# [Written exercise]
Find all lines in the listing that include the word "ĐẲNG", then copy them.

# [Entries shown]
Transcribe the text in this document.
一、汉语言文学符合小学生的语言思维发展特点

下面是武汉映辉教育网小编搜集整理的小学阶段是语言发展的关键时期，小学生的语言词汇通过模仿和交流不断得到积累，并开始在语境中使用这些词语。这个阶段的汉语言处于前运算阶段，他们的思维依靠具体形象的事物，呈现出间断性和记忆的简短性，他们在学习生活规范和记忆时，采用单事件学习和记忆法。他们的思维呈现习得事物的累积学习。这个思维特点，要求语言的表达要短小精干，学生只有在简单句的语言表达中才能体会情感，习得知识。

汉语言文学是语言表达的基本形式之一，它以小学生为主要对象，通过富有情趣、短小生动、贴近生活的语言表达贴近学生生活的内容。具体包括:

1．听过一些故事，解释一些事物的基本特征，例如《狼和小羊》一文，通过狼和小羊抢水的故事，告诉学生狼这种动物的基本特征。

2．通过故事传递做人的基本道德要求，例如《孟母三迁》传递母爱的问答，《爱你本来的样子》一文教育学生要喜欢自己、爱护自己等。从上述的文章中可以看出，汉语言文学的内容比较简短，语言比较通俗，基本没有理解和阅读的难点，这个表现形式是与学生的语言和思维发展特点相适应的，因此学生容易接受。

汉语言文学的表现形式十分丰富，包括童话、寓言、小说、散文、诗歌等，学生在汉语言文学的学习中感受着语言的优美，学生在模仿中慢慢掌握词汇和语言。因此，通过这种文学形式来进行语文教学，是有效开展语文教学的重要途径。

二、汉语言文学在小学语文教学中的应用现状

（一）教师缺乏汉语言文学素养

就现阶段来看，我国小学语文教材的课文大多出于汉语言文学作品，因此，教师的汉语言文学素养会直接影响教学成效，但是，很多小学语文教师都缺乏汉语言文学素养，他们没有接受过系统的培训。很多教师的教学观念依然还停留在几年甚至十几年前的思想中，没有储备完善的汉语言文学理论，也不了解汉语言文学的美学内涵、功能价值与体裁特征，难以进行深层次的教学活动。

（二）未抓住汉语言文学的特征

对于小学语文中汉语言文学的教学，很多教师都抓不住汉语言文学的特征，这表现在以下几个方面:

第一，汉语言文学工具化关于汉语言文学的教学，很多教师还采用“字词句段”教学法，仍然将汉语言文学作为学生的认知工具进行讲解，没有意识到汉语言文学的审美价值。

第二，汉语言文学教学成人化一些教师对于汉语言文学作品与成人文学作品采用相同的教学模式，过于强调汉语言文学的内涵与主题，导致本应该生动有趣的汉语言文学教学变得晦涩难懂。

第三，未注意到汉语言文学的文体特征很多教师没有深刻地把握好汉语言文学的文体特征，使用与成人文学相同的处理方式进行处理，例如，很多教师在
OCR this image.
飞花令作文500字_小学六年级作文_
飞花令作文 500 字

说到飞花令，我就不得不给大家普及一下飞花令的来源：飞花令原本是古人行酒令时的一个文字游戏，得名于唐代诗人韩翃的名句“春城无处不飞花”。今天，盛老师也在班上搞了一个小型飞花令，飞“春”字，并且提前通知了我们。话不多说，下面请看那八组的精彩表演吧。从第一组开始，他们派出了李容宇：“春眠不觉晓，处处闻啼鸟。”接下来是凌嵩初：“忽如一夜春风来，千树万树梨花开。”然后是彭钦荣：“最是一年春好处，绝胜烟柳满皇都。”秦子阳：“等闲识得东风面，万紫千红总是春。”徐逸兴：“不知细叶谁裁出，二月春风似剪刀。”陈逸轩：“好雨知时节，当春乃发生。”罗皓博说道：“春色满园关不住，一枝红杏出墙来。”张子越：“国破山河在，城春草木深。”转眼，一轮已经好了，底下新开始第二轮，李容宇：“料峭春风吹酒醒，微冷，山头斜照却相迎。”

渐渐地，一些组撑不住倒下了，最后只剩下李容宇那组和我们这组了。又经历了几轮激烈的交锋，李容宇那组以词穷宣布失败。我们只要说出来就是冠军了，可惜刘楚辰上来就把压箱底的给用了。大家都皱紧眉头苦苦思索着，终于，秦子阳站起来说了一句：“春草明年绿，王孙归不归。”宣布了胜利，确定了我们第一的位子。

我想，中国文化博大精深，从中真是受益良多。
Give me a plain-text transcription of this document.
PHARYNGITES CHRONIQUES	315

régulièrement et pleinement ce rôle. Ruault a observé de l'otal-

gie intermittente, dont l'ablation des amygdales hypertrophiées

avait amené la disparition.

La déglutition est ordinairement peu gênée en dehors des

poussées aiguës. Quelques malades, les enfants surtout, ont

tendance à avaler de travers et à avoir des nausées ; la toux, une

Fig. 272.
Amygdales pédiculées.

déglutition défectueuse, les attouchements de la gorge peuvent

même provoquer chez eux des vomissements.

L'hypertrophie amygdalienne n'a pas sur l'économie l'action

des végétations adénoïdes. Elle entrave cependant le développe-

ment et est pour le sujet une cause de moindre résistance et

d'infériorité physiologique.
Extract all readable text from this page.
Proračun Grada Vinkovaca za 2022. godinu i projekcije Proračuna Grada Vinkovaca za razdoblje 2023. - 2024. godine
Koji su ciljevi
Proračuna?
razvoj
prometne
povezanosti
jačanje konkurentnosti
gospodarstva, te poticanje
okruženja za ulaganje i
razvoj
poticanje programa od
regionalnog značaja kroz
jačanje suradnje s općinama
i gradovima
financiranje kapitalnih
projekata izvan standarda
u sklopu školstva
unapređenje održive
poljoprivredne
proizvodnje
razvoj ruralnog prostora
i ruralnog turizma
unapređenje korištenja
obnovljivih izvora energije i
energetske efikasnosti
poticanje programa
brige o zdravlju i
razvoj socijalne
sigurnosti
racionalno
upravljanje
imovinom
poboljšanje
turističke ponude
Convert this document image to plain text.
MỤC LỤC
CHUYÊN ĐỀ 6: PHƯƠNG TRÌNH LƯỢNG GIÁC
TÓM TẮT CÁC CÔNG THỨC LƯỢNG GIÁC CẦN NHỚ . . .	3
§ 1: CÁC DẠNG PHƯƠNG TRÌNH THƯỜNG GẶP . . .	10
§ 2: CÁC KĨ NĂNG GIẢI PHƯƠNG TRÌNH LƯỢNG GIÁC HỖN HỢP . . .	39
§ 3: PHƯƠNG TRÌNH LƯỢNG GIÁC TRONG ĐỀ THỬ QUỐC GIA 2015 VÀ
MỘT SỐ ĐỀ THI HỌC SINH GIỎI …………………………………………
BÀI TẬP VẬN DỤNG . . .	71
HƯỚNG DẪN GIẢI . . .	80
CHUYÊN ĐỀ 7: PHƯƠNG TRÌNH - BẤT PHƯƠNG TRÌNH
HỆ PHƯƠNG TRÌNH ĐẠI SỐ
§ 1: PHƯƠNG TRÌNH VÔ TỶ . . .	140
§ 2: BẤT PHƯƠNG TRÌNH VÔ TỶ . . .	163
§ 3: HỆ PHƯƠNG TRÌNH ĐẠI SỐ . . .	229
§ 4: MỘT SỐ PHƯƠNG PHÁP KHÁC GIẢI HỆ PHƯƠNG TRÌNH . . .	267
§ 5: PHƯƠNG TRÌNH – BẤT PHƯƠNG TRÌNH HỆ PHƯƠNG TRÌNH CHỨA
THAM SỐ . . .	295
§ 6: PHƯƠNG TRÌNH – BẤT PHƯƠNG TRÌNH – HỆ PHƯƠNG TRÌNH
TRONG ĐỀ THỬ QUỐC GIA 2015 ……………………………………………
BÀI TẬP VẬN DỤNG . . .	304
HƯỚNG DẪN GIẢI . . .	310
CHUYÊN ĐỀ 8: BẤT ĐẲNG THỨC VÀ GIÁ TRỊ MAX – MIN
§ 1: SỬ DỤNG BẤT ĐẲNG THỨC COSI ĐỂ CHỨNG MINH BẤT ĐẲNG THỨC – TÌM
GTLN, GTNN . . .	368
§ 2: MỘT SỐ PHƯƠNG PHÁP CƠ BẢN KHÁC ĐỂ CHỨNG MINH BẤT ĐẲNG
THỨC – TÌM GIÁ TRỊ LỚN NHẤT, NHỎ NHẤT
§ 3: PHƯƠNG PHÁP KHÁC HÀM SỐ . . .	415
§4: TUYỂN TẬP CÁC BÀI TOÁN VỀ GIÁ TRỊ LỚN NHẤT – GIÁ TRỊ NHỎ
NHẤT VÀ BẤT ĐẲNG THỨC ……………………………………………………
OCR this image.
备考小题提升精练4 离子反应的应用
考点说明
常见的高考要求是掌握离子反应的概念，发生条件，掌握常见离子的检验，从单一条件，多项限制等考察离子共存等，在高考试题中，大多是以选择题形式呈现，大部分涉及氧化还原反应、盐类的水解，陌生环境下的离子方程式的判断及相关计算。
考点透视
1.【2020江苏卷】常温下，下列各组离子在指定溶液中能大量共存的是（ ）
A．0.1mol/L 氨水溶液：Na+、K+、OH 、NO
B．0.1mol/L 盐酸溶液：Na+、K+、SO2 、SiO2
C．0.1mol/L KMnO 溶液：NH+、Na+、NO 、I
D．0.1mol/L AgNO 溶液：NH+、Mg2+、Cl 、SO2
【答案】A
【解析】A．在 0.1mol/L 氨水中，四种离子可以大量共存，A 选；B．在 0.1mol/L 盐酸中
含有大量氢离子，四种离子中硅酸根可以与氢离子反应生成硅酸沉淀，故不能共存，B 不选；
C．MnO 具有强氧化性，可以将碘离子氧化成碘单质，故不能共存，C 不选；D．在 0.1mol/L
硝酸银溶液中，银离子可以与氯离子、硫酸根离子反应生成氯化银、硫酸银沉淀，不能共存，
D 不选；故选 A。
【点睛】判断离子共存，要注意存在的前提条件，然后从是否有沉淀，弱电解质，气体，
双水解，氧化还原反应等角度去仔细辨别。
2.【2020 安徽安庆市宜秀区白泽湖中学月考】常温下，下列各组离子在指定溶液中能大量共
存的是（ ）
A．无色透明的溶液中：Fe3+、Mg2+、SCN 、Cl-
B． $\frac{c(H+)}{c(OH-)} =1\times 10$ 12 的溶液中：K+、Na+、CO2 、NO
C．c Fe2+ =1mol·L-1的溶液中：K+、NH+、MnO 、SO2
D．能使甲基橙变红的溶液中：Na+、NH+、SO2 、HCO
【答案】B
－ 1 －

# [Full answer]
CHUYÊN ĐỀ 8: BẤT ĐẲNG THỨC VÀ GIÁ TRỊ MAX – MIN
§ 1: SỬ DỤNG BẤT ĐẲNG THỨC COSI ĐỂ CHỨNG MINH BẤT ĐẲNG THỨC – TÌM
§ 2: MỘT SỐ PHƯƠNG PHÁP CƠ BẢN KHÁC ĐỂ CHỨNG MINH BẤT ĐẲNG
NHẤT VÀ BẤT ĐẲNG THỨC ……………………………………………………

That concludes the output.